▶ _Makale_:
1. YAZARLAR

  2. SERDAL BENLİ

  3. Nepal İzlenimleri ve Müslümanların Durumu – 4
SERDAL BENLİ

SERDAL BENLİ

Yazarın Tüm Yazıları >

Nepal İzlenimleri ve Müslümanların Durumu – 4

07 Mayıs 2014 Çarşamba 20:25A+A-

Tekrar Katmandu’ya Dönüş

Nepal'in Bragnagar şehrinde, gezimizin 6. gününün sabahına uyanıyor ve otelin kahvaltı salonunda arkadaşlarla bir masanın etrafında toplanarak, yanımızda getirdiğimiz ve bitmek üzere olan kahvaltılıklarla, çay eşliğinde kahvaltımızı yapıyoruz.

Saat 9’da kalkacak olan uçağımızla tekrar başkent Katmandu'ya gitmek üzere havaalanına yöneliyoruz. Havaalanı oldukça kalabalık. Çalışmayan x-ray cihazlarından geçmemizin ardından, üzerimiz üstünkörü arama yapıldıktan sonra bindiğimiz 40-50 kişilik uçağımızla, yaklaşık 1 saat süren yolculuğumuzun ardından başkent Katmandu'ya ulaşıyoruz.

Son iki günlük programımızda Nepal’in başkenti Katmandu’nun tarihi mekanlarının gezilmesi ve Cemaati İslami Teşkilatının Ofisinin ziyareti bulunuyor. Havaalanından çantalarımızı bırakmak üzere, araçlarımızla kalacağımız otele doğru yol alırken, yol ortasında gelişi güzel yatan inekler dikkatimizi çekiyor. İneklerin kimisi kaldırım kenarında dolaşıyor, kimisi yatıyor ve hiç kimse en ufak bir müdahalede bulunmuyor.

Pashu Parinat ( Ölü Yakma Mekanı)

Otele çantalarımızı bıraktıktan sonra ilk durağımız, Katmandu Hindularının cenaze merasimi düzenledikleri ve ölülerini yaktıkları mekan oluyor. Merkeze çok fazla uzak olmayan bu mekana araçlarımızla ulaştıktan sonra, (sadece yabancı turistlerden) ücret alınan paralı gişelerden geçerek dolaşmaya başlıyoruz.

Geniş bir alana kurulmuş bu mekanın ortasından, Hindularca kutsal sayılan ve kurumaya yüz tutmuş olarak gözlemlediğimiz Bagmati nehri geçiyor. Nehrin bir yanında birer ve ikişer katlı onlarca tapınak, kalın gövdeli ağaçlar ve oradan oraya koşan maymunlar görünüyor. Yakılan cenazeler nedeniyle havada duman, küller yanık insan eti kokusu hakim.

▶ _Gösterilen veriler_:
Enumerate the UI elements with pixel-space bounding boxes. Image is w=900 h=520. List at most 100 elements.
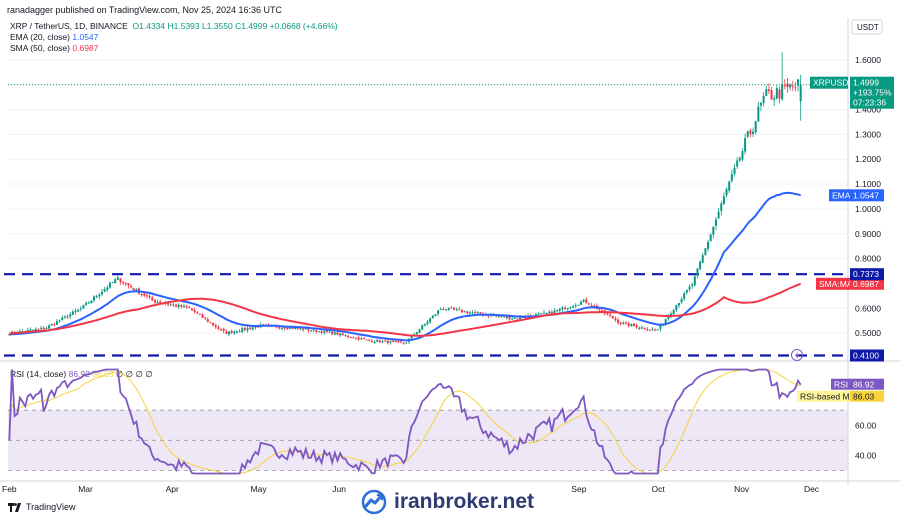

▶ _Aşağıdakileri tamamlayın_:
**1.** Makaleye göre Bragnagar'dan Katmandu'ya uçak yolculuğu ne kadar sürdü?
**2.** Makalede "Son iki günlük programımızda" diye başlayan paragrafı, ana bilgileri koruyarak madde listesi hâlinde kısaltın.
**3.** Makaleye göre Bagmati nehrinin bir yanında neler görünüyor? Hepsini sıralayın.

▶ _Görevlerin çözümleri_:
**1.** Yaklaşık 1 saat sürdü.

**2.**
- Son iki günün programı: Katmandu'nun tarihi mekânlarını gezmek ve Cemaati İslami Teşkilatının Ofisini ziyaret etmek.
- Çantalar bırakılmak üzere havaalanından otele gidilirken yolun ortasında gelişigüzel yatan inekler dikkat çekiyor.
- İneklerin kimisi kaldırım kenarında dolaşıyor, kimisi yatıyor.
- Hiç kimse ineklere müdahale etmiyor.

**3.**
- Birer ve ikişer katlı onlarca tapınak
- Kalın gövdeli ağaçlar
- Oradan oraya koşan maymunlar